§ **Tasks to complete**
A. Return the passage of the Middlesex County Cricket League text starting at "- Website: https://www.middlesexccl.com" and ending at "ECB Premier League.", with no changes.
B. Using the Middlesex County Cricket League text, judge whether each statement agrees with it. Answer yes or no for each, and quote the words that decide it.
(i) The league had 16 member clubs at its founding.
(ii) Hampstead won the ECB National Club Cricket Championship in 1988.
(iii) Every division of the league switched to split formats in 2015.
C. Answer these questions from the Middlesex County Cricket League text:
(i) Since what year has the league's top division been a designated ECB Premier League?
(ii) Which club won the title in the league's first season, and with how many wins?
(iii) In which years did Ealing win the ECB National Club Twenty20?

Middlesex County Cricket League
- Countries: United Kingdom
- Administrator: ECB
- Format: Limited Overs
- First edition: 1972
- Tournament format: League
- Number of teams: 43 (Clubs)
- Current champion: North Middlesex CC
- Most successful: Ealing CC (12)
- Website: https://www.middlesexccl.com

= Middlesex County Cricket League =

Club cricket league in England

The Middlesex County Cricket League (MCCL) is the only adult Saturday league for recreational club cricket in the historic county of Middlesex, England. In practical terms, this means it encompasses teams from North and West London. The league was founded in 1972, and since 1999 the top division of the Middlesex County Cricket League has been a designated ECB Premier League.

Four MCCL clubs have won the ECB National Club Cricket Championship: Enfield (1988), Hampstead (1969), Southgate (1977), and Teddington (1989 and 1991). Ealing have won the ECB National Club Twenty20 twice (2011 and 2015).

==History==
The MCCL was officially founded in 1972, after holding a 'dry run' in 1971 to ensure that the league's launch went smoothly. It was founded with 16 clubs as members (Brentham, Brondesbury, Ealing, Edmonton, Enfield, Finchley, Hornsey, North Middlesex, Richmond, Shepherds Bush, South Hampstead, Southgate, Stanmore, Teddington, Wembley, and Winchmore Hill), and in the first season Hornsey won the league title with ten wins from their fifteen fixtures. Nine of the ten clubs who are expected to play in the Premier Division in 2024 were among these founder members.

The format of matches was the same for the formation of the league until 2014, with all matches played on a "timed" basis, with draws possible. From 2015 onwards, the format was changed in the Premier Division such that half the matches were timed, and half played in a limited overs format; in 2016, other divisions followed, with all adopting split formats.

The dominant team in the league has evolved over time, with Finchley dominant in the 1970s and 1990s, while Ealing won an unprecedented seven consecutive titles from 2005 to 2011.

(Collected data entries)
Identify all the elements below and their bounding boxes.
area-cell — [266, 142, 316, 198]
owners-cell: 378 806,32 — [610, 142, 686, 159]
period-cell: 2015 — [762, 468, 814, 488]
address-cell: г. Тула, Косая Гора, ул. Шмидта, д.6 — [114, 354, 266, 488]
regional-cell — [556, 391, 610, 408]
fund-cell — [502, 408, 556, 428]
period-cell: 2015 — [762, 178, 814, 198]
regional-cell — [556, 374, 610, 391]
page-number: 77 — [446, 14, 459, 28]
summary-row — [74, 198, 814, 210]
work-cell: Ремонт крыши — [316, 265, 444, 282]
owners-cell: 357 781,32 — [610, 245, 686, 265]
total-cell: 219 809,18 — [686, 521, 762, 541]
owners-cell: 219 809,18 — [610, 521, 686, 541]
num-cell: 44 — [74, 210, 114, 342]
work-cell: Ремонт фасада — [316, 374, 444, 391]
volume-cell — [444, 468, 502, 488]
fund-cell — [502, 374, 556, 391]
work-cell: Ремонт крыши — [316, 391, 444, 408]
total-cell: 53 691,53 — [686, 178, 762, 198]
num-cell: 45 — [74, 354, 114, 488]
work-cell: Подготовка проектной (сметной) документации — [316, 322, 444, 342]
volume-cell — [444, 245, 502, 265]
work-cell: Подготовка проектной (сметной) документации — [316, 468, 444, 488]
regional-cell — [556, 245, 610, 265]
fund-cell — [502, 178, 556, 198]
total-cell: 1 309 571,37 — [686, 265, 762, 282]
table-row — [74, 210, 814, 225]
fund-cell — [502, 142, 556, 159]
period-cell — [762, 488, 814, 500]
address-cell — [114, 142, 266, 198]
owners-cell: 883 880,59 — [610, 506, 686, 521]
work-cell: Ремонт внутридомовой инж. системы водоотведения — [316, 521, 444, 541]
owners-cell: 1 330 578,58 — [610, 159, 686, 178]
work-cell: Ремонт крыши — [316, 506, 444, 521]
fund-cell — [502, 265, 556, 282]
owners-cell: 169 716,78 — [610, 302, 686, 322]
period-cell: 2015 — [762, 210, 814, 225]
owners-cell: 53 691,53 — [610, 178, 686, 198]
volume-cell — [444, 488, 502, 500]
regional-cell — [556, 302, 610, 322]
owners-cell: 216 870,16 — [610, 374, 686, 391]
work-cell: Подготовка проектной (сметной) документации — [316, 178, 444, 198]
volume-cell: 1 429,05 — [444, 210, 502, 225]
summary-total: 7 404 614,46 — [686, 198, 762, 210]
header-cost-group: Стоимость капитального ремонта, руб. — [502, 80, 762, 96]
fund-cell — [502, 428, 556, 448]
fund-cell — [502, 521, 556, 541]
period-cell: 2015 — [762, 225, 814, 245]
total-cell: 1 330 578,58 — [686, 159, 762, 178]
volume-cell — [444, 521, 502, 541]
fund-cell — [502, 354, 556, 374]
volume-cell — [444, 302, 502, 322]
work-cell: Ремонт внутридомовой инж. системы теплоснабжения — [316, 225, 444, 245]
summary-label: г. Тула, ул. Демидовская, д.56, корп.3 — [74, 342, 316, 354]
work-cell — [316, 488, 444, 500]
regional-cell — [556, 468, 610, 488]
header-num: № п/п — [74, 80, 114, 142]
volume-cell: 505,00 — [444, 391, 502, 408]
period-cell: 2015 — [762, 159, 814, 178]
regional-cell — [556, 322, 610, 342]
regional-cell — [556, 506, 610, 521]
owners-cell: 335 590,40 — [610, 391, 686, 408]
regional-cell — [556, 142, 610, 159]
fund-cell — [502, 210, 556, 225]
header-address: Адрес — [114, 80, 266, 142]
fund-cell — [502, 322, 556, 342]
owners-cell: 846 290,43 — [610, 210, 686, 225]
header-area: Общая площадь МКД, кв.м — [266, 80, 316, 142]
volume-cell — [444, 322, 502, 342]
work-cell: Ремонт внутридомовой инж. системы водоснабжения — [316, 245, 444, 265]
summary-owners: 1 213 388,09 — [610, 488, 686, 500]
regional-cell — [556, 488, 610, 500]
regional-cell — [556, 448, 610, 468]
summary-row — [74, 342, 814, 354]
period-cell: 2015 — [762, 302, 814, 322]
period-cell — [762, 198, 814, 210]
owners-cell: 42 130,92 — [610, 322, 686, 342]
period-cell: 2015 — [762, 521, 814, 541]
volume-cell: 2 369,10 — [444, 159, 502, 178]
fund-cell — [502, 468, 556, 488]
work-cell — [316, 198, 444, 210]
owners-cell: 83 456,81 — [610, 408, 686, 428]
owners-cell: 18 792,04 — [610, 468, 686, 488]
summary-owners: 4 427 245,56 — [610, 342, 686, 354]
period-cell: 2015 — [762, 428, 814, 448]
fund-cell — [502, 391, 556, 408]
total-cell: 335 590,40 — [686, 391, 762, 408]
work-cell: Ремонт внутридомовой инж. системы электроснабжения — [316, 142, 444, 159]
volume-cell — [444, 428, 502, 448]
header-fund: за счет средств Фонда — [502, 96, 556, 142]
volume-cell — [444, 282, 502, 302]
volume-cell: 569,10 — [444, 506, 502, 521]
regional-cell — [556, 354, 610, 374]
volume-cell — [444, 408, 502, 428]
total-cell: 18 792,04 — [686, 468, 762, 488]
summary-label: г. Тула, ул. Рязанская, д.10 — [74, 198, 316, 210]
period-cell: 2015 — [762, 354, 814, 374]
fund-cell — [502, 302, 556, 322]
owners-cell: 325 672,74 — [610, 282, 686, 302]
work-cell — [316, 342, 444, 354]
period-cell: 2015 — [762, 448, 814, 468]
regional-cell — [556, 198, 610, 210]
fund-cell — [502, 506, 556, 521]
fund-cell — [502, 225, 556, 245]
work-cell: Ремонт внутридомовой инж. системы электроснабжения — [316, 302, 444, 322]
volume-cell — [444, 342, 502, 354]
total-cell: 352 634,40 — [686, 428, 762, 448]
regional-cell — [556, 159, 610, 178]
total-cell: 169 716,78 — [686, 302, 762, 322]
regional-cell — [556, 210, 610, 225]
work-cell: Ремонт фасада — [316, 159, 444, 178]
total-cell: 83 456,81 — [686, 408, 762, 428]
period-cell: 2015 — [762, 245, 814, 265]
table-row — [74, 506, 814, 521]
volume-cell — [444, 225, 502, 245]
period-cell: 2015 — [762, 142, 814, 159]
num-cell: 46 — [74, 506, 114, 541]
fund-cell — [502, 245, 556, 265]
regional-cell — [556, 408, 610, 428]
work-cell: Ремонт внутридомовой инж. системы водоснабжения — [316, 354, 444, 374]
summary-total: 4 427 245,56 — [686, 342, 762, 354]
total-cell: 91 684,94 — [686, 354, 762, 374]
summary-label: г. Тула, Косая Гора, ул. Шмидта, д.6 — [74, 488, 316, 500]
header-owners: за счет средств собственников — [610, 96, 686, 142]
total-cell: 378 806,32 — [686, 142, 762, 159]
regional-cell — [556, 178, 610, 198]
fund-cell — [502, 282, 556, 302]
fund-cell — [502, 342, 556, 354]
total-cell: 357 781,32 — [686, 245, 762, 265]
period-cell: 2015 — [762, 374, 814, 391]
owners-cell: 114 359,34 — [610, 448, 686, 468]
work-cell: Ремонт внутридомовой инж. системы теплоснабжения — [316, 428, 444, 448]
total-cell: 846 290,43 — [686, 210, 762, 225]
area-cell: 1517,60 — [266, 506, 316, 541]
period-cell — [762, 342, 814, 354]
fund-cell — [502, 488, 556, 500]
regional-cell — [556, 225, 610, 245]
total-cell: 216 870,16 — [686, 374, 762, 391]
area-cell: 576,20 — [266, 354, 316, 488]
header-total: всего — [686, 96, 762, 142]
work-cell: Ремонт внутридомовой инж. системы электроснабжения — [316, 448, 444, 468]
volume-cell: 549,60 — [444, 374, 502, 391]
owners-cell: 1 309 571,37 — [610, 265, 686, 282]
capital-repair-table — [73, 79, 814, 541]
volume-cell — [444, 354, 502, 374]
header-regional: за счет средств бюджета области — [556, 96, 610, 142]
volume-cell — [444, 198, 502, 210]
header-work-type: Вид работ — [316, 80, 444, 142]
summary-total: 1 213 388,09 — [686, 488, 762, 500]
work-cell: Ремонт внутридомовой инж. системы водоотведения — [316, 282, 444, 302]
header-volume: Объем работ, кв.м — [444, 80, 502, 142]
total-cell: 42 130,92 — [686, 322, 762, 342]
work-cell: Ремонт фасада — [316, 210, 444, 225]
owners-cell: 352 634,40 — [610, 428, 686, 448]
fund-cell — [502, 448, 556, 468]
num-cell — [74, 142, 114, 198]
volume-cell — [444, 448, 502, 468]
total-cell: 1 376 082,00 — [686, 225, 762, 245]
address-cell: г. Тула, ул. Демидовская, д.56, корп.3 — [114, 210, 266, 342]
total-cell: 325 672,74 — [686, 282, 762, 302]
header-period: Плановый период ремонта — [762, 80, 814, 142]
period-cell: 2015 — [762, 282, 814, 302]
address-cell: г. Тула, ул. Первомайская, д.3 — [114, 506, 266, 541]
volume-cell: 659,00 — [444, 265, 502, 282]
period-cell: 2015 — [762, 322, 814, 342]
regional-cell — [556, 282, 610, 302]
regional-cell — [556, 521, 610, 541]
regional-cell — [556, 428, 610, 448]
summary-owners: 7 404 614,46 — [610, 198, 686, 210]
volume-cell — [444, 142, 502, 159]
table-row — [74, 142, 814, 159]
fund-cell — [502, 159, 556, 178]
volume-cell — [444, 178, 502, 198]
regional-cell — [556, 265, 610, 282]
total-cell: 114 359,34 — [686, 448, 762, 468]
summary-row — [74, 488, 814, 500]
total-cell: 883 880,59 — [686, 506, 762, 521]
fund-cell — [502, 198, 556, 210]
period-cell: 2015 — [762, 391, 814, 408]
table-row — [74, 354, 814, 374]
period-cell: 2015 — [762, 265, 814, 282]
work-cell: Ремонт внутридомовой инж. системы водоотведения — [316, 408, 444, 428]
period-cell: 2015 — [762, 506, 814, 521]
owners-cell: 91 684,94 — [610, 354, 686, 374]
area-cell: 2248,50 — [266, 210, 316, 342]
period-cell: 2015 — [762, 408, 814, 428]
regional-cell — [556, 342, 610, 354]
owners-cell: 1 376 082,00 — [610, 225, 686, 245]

§ **Solved tasks**
A.
- Website: https://www.middlesexccl.com

= Middlesex County Cricket League =

Club cricket league in England

The Middlesex County Cricket League (MCCL) is the only adult Saturday league for recreational club cricket in the historic county of Middlesex, England. In practical terms, this means it encompasses teams from North and West London. The league was founded in 1972, and since 1999 the top division of the Middlesex County Cricket League has been a designated ECB Premier League.

B.
(i) Yes: "It was founded with 16 clubs as members"
(ii) No: "Enfield (1988), Hampstead (1969)"
(iii) No: "in 2016, other divisions followed, with all adopting split formats"

C.
(i) 1999
(ii) Hornsey, with ten wins from fifteen fixtures
(iii) 2011 and 2015